--- begin Data excerpts ---

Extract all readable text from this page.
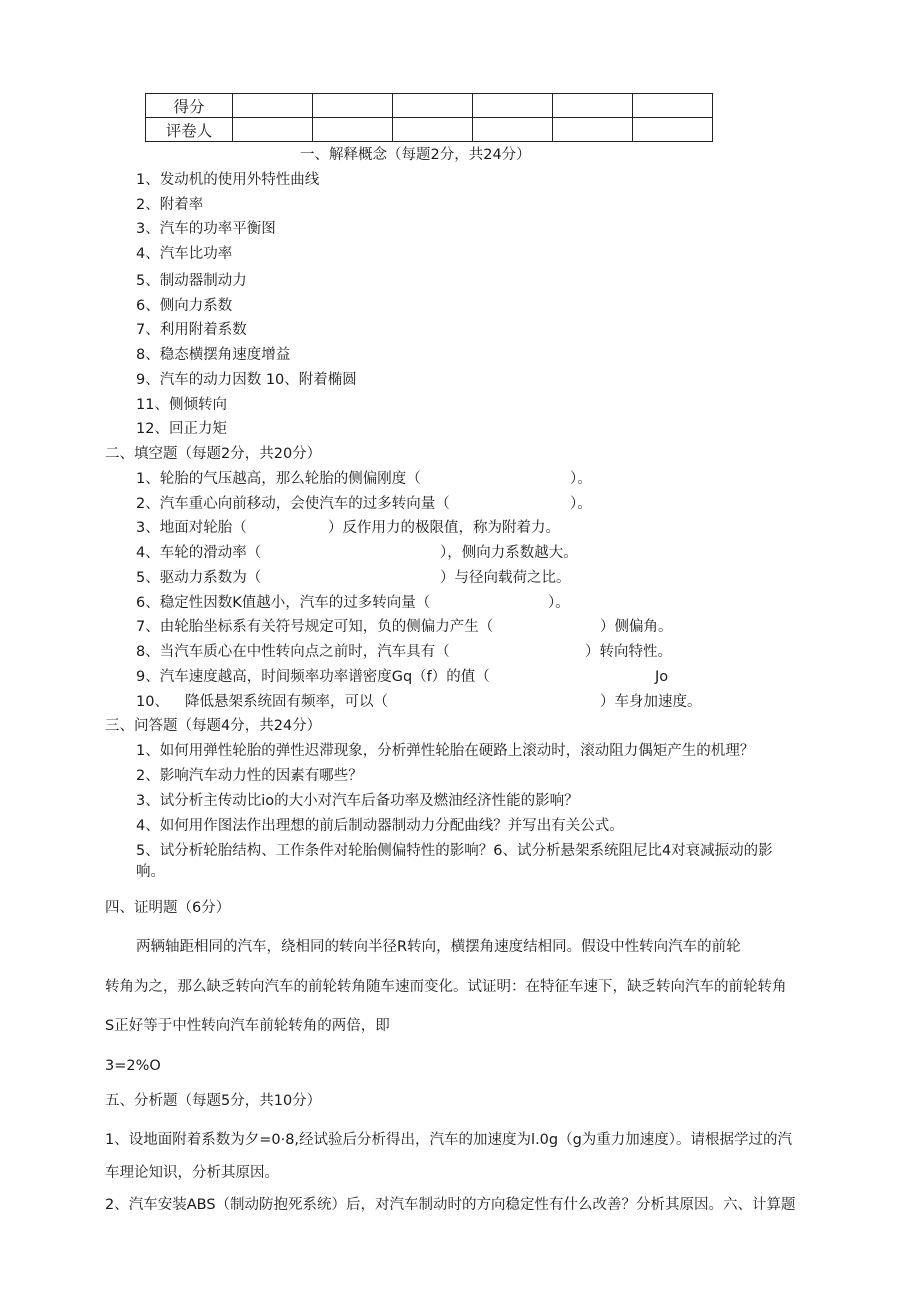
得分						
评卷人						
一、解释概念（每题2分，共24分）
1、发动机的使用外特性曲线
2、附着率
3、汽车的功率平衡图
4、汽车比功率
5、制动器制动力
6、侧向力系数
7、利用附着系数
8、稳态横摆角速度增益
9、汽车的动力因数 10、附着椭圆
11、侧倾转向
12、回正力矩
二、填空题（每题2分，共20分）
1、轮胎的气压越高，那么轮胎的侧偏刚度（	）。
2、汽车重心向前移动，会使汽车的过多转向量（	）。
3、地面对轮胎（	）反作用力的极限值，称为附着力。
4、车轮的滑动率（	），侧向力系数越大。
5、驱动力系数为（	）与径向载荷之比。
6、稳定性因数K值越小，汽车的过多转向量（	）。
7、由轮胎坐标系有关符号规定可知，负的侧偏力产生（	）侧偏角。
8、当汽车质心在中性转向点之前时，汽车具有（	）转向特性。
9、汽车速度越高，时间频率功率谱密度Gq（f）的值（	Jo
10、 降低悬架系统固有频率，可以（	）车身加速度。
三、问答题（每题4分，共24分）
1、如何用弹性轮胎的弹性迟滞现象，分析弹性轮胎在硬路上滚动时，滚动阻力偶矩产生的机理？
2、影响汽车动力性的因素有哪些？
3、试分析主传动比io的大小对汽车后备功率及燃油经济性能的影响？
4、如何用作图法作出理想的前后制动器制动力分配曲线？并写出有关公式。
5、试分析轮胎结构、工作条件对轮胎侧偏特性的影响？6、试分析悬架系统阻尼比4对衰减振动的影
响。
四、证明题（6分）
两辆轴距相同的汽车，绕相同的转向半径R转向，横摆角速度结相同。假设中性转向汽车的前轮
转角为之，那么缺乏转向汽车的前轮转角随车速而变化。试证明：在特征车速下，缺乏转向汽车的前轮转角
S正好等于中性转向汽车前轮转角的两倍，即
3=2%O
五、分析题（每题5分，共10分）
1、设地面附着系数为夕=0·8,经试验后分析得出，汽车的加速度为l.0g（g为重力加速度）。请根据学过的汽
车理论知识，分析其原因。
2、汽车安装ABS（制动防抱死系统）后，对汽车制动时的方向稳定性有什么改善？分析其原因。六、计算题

--- end Data excerpts ---
--- begin Data excerpts ---

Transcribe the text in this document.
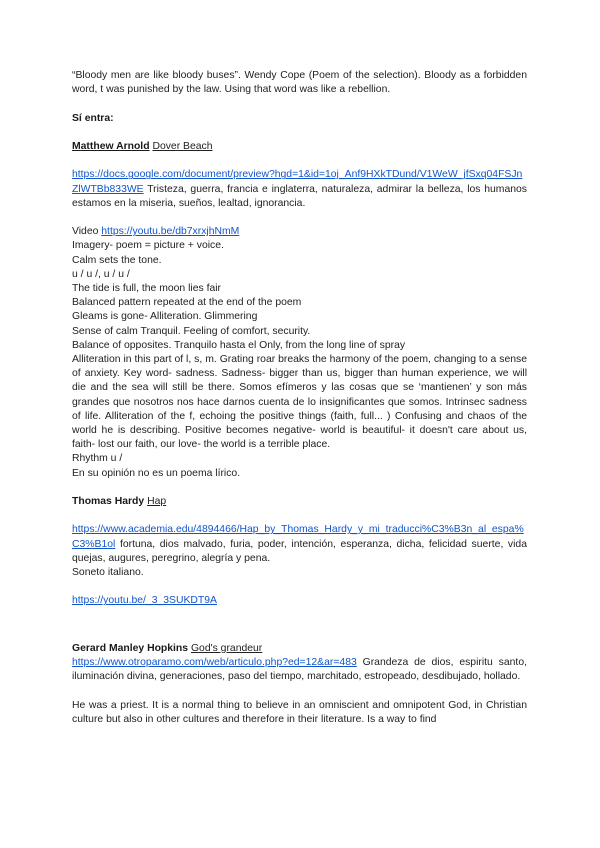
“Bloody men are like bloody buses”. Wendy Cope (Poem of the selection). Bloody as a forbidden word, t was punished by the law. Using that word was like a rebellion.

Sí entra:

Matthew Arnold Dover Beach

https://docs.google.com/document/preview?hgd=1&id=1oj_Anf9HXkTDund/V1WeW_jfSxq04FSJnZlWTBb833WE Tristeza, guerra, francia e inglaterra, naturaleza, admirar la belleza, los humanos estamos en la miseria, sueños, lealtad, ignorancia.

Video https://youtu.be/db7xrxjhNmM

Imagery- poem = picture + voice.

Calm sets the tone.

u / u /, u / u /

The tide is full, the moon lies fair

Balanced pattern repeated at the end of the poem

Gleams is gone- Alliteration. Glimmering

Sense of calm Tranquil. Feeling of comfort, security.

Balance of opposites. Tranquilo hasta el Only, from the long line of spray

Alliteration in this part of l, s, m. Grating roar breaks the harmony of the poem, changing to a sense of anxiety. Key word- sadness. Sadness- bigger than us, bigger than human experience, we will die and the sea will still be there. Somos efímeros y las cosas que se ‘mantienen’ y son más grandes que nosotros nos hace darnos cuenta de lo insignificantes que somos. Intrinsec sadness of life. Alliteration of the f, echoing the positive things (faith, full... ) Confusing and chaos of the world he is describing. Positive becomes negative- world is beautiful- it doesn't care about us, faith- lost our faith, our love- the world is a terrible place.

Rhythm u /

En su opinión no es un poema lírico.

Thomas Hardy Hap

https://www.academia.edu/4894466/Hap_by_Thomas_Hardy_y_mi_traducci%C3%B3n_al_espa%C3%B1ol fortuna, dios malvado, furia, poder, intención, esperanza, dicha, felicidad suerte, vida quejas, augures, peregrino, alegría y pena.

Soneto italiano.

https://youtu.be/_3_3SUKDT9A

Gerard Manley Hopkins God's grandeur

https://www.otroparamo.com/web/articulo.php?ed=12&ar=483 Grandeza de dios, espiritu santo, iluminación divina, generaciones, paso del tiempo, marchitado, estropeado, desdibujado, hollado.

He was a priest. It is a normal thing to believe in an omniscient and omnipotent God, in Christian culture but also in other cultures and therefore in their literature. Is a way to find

--- end Data excerpts ---

Using the records above, list each line that includes "document".

Transcribe the text in this document.
https://docs.google.com/document/preview?hgd=1&id=1oj_Anf9HXkTDund/V1WeW_jfSxq04FSJnZlWTBb833WE Tristeza, guerra, francia e inglaterra, naturaleza, admirar la belleza, los humanos estamos en la miseria, sueños, lealtad, ignorancia.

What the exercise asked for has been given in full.